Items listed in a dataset
------------------------------------------------------------------------
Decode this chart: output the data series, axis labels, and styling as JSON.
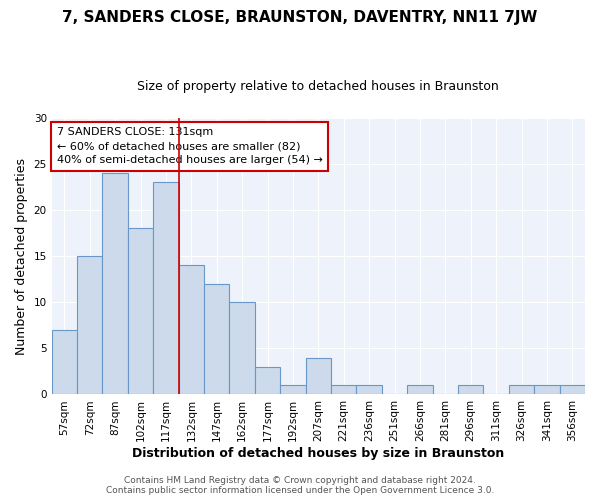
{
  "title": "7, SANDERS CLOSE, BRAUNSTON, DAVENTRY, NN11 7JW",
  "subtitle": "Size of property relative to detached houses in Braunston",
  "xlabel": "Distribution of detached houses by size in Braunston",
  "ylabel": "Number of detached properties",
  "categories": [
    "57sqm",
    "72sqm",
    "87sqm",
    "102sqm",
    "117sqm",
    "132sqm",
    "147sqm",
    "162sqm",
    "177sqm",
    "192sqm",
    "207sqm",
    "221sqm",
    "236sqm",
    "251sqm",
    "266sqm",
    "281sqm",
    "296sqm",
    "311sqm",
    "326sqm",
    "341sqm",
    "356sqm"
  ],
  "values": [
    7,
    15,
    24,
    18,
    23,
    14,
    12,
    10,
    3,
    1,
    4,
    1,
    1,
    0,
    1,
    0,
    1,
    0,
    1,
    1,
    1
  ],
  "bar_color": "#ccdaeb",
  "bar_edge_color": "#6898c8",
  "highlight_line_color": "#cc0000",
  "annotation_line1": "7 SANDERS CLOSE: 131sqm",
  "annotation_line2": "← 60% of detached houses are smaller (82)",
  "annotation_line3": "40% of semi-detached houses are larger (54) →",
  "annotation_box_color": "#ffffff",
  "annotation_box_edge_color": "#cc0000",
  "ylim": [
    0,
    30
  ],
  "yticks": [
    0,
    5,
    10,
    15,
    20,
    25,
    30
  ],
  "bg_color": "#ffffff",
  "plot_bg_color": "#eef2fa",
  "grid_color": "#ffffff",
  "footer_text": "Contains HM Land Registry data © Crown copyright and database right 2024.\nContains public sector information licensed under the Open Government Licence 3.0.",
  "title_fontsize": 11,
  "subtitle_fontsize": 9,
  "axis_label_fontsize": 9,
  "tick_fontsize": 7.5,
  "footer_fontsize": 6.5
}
------------------------------------------------------------------------
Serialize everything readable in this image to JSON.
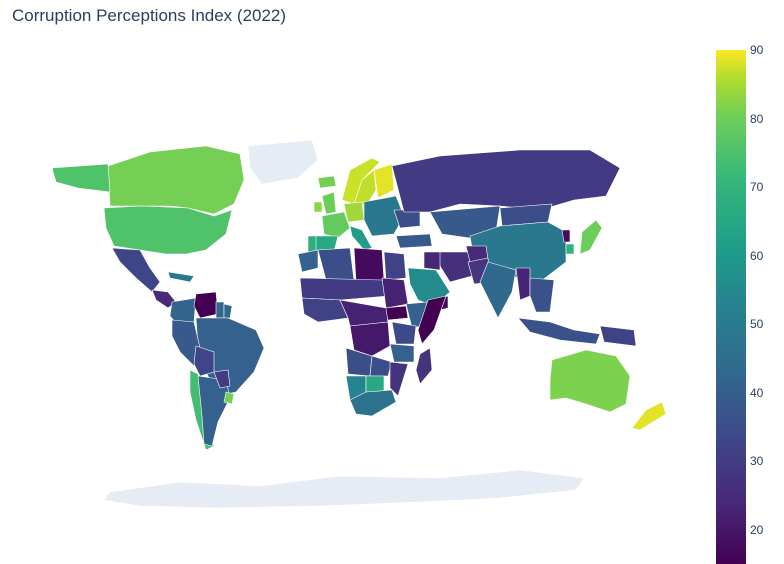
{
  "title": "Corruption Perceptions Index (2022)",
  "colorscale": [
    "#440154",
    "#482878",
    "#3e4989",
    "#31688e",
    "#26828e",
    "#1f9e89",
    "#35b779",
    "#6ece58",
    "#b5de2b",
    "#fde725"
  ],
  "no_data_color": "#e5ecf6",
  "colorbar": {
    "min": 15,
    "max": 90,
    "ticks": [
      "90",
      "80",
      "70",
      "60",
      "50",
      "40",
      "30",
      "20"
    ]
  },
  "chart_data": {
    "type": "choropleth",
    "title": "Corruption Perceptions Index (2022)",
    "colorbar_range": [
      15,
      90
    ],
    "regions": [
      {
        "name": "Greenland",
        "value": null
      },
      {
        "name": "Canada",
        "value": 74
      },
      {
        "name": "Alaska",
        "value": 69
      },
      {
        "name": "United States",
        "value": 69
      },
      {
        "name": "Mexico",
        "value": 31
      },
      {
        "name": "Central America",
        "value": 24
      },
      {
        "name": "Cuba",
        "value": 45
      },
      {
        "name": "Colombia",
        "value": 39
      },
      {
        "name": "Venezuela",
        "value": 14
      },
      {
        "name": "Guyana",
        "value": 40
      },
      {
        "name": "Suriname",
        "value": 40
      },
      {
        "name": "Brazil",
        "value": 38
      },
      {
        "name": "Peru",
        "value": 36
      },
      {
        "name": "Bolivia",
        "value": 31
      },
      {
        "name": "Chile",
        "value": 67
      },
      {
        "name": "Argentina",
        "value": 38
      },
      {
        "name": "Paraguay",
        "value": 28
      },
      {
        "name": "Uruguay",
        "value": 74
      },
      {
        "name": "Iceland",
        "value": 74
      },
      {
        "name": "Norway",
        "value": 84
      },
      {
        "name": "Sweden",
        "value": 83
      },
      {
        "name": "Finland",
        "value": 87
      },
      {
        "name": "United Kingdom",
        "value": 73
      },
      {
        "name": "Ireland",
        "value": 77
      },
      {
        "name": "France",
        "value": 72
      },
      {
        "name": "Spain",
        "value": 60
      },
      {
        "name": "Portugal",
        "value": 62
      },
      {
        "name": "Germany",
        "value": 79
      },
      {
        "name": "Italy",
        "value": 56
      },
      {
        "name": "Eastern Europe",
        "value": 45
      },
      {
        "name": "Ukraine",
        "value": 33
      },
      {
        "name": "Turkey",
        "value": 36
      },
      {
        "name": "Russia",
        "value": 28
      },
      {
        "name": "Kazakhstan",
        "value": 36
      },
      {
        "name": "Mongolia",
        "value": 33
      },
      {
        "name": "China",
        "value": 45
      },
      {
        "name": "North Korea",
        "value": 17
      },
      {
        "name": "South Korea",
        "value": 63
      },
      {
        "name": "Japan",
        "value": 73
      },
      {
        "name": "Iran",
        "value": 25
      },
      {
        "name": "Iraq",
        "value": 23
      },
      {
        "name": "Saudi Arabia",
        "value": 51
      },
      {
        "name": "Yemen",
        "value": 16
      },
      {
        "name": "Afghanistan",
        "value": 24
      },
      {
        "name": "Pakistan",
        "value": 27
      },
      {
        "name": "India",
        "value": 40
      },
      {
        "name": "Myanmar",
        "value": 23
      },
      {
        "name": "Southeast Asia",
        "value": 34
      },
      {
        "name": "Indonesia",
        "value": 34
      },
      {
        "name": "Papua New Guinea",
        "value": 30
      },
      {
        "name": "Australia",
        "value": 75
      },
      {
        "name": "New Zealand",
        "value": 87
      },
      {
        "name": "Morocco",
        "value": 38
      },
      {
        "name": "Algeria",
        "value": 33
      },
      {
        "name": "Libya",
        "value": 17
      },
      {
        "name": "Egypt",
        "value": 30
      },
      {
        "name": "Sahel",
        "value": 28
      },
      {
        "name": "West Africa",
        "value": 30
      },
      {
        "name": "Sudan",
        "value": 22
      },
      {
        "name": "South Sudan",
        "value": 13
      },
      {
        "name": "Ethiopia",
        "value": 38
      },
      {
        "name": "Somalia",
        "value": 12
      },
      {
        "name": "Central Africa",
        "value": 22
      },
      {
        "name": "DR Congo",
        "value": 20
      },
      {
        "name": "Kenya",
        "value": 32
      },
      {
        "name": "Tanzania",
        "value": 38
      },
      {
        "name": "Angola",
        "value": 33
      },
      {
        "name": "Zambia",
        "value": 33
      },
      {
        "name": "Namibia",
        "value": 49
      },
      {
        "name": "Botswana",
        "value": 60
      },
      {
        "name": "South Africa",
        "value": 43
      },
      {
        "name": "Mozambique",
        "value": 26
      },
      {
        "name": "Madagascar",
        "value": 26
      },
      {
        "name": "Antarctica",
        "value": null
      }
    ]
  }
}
------------------------------------------------------------------------
[Job]
Copy every line of the listing where the word "ffffff" appears.

[Result of this task]
  "annotation_box_color": "#ffffff",
  "bg_color": "#ffffff",
  "grid_color": "#ffffff",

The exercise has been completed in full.